Copy exactly, and only, the lines from the line containing "Parse this screenshot: output" through the last line of the records below, both included.

[Saved data entries]
-- start --

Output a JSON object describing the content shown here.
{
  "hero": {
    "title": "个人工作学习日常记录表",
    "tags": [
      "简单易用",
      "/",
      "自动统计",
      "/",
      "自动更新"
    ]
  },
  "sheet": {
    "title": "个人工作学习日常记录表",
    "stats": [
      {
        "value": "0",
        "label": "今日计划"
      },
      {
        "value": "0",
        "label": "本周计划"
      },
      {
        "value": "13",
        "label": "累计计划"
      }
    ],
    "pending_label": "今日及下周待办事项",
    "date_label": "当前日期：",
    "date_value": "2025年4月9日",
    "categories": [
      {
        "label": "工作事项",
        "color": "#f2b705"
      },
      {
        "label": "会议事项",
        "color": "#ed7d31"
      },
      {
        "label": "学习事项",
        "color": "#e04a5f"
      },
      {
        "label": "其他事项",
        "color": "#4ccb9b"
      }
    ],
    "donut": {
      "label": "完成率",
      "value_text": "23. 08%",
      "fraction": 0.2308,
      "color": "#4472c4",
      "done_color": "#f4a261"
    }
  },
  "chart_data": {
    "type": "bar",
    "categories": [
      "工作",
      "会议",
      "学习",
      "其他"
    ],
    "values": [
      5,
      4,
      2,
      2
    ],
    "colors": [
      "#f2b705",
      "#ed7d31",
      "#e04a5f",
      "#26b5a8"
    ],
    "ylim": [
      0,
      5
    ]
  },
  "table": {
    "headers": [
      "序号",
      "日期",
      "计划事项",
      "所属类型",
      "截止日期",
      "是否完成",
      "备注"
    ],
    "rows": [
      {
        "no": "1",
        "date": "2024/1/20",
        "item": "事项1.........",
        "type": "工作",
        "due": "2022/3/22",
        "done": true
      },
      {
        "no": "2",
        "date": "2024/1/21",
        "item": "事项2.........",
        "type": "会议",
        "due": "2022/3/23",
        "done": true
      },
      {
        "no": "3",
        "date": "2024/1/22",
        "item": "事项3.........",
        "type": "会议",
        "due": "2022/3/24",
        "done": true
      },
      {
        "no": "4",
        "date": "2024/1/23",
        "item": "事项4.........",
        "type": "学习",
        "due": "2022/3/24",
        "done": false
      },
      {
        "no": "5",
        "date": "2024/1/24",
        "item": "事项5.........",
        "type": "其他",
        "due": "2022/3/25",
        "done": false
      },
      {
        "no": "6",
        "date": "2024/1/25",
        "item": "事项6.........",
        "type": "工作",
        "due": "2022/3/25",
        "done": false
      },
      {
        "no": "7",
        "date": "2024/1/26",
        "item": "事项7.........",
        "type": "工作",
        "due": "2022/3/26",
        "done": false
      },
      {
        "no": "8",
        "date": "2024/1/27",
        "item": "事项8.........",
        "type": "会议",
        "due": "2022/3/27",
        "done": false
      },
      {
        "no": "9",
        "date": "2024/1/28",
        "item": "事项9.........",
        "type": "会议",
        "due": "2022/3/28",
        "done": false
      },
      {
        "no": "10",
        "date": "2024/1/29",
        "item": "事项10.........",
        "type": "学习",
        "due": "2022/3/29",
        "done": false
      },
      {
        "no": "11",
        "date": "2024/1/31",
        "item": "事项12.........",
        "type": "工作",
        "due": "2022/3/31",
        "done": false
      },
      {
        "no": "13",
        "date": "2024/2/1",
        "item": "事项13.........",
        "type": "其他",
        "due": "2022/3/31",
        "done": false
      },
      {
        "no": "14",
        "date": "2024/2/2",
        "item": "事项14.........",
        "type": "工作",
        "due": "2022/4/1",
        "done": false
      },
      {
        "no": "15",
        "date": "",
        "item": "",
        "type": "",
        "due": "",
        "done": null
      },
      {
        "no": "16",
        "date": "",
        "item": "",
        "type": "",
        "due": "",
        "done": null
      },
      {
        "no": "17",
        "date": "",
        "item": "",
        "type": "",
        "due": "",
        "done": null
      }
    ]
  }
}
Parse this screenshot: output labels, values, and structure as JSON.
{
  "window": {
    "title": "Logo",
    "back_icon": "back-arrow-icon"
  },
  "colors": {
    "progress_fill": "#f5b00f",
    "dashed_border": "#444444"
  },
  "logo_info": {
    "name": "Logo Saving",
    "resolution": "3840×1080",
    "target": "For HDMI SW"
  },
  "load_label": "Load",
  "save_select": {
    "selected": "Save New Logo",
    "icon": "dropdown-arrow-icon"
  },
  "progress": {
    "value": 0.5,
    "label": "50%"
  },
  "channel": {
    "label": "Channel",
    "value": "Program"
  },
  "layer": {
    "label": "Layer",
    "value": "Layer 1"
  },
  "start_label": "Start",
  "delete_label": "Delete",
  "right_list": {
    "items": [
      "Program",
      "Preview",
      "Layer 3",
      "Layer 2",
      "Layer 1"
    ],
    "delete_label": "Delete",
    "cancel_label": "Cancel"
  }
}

-- end --

** RESULT OF THE TASK **
Parse this screenshot: output labels, values, and structure as JSON.
{
  "window": {
    "title": "Logo",
    "back_icon": "back-arrow-icon"
  },
  "colors": {
    "progress_fill": "#f5b00f",
    "dashed_border": "#444444"
  },
  "logo_info": {
    "name": "Logo Saving",
    "resolution": "3840×1080",
    "target": "For HDMI SW"
  },
  "load_label": "Load",
  "save_select": {
    "selected": "Save New Logo",
    "icon": "dropdown-arrow-icon"
  },
  "progress": {
    "value": 0.5,
    "label": "50%"
  },
  "channel": {
    "label": "Channel",
    "value": "Program"
  },
  "layer": {
    "label": "Layer",
    "value": "Layer 1"
  },
  "start_label": "Start",
  "delete_label": "Delete",
  "right_list": {
    "items": [
      "Program",
      "Preview",
      "Layer 3",
      "Layer 2",
      "Layer 1"
    ],
    "delete_label": "Delete",
    "cancel_label": "Cancel"
  }
}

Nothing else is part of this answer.